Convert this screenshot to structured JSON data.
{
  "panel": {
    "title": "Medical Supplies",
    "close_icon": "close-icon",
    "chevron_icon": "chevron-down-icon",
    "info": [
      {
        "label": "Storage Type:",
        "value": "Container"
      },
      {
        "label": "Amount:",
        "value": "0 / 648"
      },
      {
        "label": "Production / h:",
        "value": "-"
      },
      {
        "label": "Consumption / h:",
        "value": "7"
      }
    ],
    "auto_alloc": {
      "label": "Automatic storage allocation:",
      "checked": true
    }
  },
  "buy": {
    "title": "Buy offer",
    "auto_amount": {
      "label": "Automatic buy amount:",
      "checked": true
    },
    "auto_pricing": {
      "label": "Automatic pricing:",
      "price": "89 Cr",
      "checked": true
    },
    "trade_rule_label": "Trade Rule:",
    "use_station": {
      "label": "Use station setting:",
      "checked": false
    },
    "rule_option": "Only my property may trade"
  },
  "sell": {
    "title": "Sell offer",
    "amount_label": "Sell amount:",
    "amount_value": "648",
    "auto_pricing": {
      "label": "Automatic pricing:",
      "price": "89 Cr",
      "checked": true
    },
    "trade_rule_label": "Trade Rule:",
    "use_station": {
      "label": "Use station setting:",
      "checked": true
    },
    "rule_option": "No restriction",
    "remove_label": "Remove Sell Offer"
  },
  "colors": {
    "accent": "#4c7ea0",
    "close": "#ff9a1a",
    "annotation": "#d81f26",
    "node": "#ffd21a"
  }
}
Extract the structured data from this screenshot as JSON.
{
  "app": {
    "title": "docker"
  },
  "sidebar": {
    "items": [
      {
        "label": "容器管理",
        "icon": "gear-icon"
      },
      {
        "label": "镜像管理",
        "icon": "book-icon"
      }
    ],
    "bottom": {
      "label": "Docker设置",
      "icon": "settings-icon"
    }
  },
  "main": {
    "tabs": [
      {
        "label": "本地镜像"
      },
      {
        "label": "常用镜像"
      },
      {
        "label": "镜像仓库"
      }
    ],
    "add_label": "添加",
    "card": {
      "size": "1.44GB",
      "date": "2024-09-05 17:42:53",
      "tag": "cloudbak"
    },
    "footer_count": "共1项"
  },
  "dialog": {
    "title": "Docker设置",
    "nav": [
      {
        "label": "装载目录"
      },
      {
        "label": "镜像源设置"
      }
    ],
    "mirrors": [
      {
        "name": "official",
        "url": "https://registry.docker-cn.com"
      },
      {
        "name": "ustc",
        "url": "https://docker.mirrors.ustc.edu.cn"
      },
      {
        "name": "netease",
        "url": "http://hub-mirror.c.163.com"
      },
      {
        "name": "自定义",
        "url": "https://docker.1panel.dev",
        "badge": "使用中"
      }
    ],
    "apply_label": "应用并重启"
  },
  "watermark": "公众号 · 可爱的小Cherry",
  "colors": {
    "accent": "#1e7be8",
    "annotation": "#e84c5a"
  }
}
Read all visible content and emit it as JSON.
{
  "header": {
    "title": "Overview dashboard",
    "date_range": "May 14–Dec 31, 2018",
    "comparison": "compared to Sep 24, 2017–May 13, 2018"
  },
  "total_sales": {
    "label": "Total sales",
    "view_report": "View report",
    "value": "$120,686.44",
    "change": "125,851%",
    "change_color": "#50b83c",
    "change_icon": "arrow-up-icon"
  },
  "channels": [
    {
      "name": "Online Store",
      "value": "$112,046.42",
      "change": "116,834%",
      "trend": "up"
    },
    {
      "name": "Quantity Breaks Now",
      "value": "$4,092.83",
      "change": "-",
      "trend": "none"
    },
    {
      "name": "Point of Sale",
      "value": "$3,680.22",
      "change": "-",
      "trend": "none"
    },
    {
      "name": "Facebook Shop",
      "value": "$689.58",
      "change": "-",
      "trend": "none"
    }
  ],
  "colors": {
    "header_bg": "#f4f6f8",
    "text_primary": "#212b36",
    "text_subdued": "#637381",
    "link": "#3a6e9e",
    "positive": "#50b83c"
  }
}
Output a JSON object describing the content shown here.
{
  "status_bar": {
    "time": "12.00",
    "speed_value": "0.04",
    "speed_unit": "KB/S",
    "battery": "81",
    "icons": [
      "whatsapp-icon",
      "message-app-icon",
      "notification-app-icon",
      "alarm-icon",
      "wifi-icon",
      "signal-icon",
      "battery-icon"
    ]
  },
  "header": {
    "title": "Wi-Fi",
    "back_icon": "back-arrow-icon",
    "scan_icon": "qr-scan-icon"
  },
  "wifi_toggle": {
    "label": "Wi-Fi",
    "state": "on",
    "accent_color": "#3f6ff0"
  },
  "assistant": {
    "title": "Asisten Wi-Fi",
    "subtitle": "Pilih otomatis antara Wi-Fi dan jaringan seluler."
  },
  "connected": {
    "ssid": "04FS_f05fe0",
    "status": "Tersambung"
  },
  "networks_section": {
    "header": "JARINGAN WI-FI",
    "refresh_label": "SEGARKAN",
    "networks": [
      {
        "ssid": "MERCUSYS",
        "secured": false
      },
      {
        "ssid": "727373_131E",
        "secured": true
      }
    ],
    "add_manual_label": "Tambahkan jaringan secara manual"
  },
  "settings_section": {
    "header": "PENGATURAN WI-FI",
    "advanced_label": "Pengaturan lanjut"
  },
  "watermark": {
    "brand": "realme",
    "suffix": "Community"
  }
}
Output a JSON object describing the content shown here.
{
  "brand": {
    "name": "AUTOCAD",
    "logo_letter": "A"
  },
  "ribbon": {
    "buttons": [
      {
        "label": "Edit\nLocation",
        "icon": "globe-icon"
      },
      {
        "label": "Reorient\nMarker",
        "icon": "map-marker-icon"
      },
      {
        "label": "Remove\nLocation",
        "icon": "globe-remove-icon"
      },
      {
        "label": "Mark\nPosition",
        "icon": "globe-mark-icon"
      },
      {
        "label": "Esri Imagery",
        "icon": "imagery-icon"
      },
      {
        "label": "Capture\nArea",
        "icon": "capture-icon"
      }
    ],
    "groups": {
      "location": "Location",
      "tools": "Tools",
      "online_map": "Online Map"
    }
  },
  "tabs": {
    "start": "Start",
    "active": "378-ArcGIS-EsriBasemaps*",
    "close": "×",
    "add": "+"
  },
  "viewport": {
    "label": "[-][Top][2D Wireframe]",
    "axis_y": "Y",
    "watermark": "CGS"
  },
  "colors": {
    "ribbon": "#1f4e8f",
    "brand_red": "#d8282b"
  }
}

####################

WHAT YOU HAVE TO DO: Can you restate every record above word for word?

SOLUTION TO THIS EXERCISE:
Convert this screenshot to structured JSON data.
{
  "panel": {
    "title": "Medical Supplies",
    "close_icon": "close-icon",
    "chevron_icon": "chevron-down-icon",
    "info": [
      {
        "label": "Storage Type:",
        "value": "Container"
      },
      {
        "label": "Amount:",
        "value": "0 / 648"
      },
      {
        "label": "Production / h:",
        "value": "-"
      },
      {
        "label": "Consumption / h:",
        "value": "7"
      }
    ],
    "auto_alloc": {
      "label": "Automatic storage allocation:",
      "checked": true
    }
  },
  "buy": {
    "title": "Buy offer",
    "auto_amount": {
      "label": "Automatic buy amount:",
      "checked": true
    },
    "auto_pricing": {
      "label": "Automatic pricing:",
      "price": "89 Cr",
      "checked": true
    },
    "trade_rule_label": "Trade Rule:",
    "use_station": {
      "label": "Use station setting:",
      "checked": false
    },
    "rule_option": "Only my property may trade"
  },
  "sell": {
    "title": "Sell offer",
    "amount_label": "Sell amount:",
    "amount_value": "648",
    "auto_pricing": {
      "label": "Automatic pricing:",
      "price": "89 Cr",
      "checked": true
    },
    "trade_rule_label": "Trade Rule:",
    "use_station": {
      "label": "Use station setting:",
      "checked": true
    },
    "rule_option": "No restriction",
    "remove_label": "Remove Sell Offer"
  },
  "colors": {
    "accent": "#4c7ea0",
    "close": "#ff9a1a",
    "annotation": "#d81f26",
    "node": "#ffd21a"
  }
}
Extract the structured data from this screenshot as JSON.
{
  "app": {
    "title": "docker"
  },
  "sidebar": {
    "items": [
      {
        "label": "容器管理",
        "icon": "gear-icon"
      },
      {
        "label": "镜像管理",
        "icon": "book-icon"
      }
    ],
    "bottom": {
      "label": "Docker设置",
      "icon": "settings-icon"
    }
  },
  "main": {
    "tabs": [
      {
        "label": "本地镜像"
      },
      {
        "label": "常用镜像"
      },
      {
        "label": "镜像仓库"
      }
    ],
    "add_label": "添加",
    "card": {
      "size": "1.44GB",
      "date": "2024-09-05 17:42:53",
      "tag": "cloudbak"
    },
    "footer_count": "共1项"
  },
  "dialog": {
    "title": "Docker设置",
    "nav": [
      {
        "label": "装载目录"
      },
      {
        "label": "镜像源设置"
      }
    ],
    "mirrors": [
      {
        "name": "official",
        "url": "https://registry.docker-cn.com"
      },
      {
        "name": "ustc",
        "url": "https://docker.mirrors.ustc.edu.cn"
      },
      {
        "name": "netease",
        "url": "http://hub-mirror.c.163.com"
      },
      {
        "name": "自定义",
        "url": "https://docker.1panel.dev",
        "badge": "使用中"
      }
    ],
    "apply_label": "应用并重启"
  },
  "watermark": "公众号 · 可爱的小Cherry",
  "colors": {
    "accent": "#1e7be8",
    "annotation": "#e84c5a"
  }
}
Read all visible content and emit it as JSON.
{
  "header": {
    "title": "Overview dashboard",
    "date_range": "May 14–Dec 31, 2018",
    "comparison": "compared to Sep 24, 2017–May 13, 2018"
  },
  "total_sales": {
    "label": "Total sales",
    "view_report": "View report",
    "value": "$120,686.44",
    "change": "125,851%",
    "change_color": "#50b83c",
    "change_icon": "arrow-up-icon"
  },
  "channels": [
    {
      "name": "Online Store",
      "value": "$112,046.42",
      "change": "116,834%",
      "trend": "up"
    },
    {
      "name": "Quantity Breaks Now",
      "value": "$4,092.83",
      "change": "-",
      "trend": "none"
    },
    {
      "name": "Point of Sale",
      "value": "$3,680.22",
      "change": "-",
      "trend": "none"
    },
    {
      "name": "Facebook Shop",
      "value": "$689.58",
      "change": "-",
      "trend": "none"
    }
  ],
  "colors": {
    "header_bg": "#f4f6f8",
    "text_primary": "#212b36",
    "text_subdued": "#637381",
    "link": "#3a6e9e",
    "positive": "#50b83c"
  }
}
Output a JSON object describing the content shown here.
{
  "status_bar": {
    "time": "12.00",
    "speed_value": "0.04",
    "speed_unit": "KB/S",
    "battery": "81",
    "icons": [
      "whatsapp-icon",
      "message-app-icon",
      "notification-app-icon",
      "alarm-icon",
      "wifi-icon",
      "signal-icon",
      "battery-icon"
    ]
  },
  "header": {
    "title": "Wi-Fi",
    "back_icon": "back-arrow-icon",
    "scan_icon": "qr-scan-icon"
  },
  "wifi_toggle": {
    "label": "Wi-Fi",
    "state": "on",
    "accent_color": "#3f6ff0"
  },
  "assistant": {
    "title": "Asisten Wi-Fi",
    "subtitle": "Pilih otomatis antara Wi-Fi dan jaringan seluler."
  },
  "connected": {
    "ssid": "04FS_f05fe0",
    "status": "Tersambung"
  },
  "networks_section": {
    "header": "JARINGAN WI-FI",
    "refresh_label": "SEGARKAN",
    "networks": [
      {
        "ssid": "MERCUSYS",
        "secured": false
      },
      {
        "ssid": "727373_131E",
        "secured": true
      }
    ],
    "add_manual_label": "Tambahkan jaringan secara manual"
  },
  "settings_section": {
    "header": "PENGATURAN WI-FI",
    "advanced_label": "Pengaturan lanjut"
  },
  "watermark": {
    "brand": "realme",
    "suffix": "Community"
  }
}
Output a JSON object describing the content shown here.
{
  "brand": {
    "name": "AUTOCAD",
    "logo_letter": "A"
  },
  "ribbon": {
    "buttons": [
      {
        "label": "Edit\nLocation",
        "icon": "globe-icon"
      },
      {
        "label": "Reorient\nMarker",
        "icon": "map-marker-icon"
      },
      {
        "label": "Remove\nLocation",
        "icon": "globe-remove-icon"
      },
      {
        "label": "Mark\nPosition",
        "icon": "globe-mark-icon"
      },
      {
        "label": "Esri Imagery",
        "icon": "imagery-icon"
      },
      {
        "label": "Capture\nArea",
        "icon": "capture-icon"
      }
    ],
    "groups": {
      "location": "Location",
      "tools": "Tools",
      "online_map": "Online Map"
    }
  },
  "tabs": {
    "start": "Start",
    "active": "378-ArcGIS-EsriBasemaps*",
    "close": "×",
    "add": "+"
  },
  "viewport": {
    "label": "[-][Top][2D Wireframe]",
    "axis_y": "Y",
    "watermark": "CGS"
  },
  "colors": {
    "ribbon": "#1f4e8f",
    "brand_red": "#d8282b"
  }
}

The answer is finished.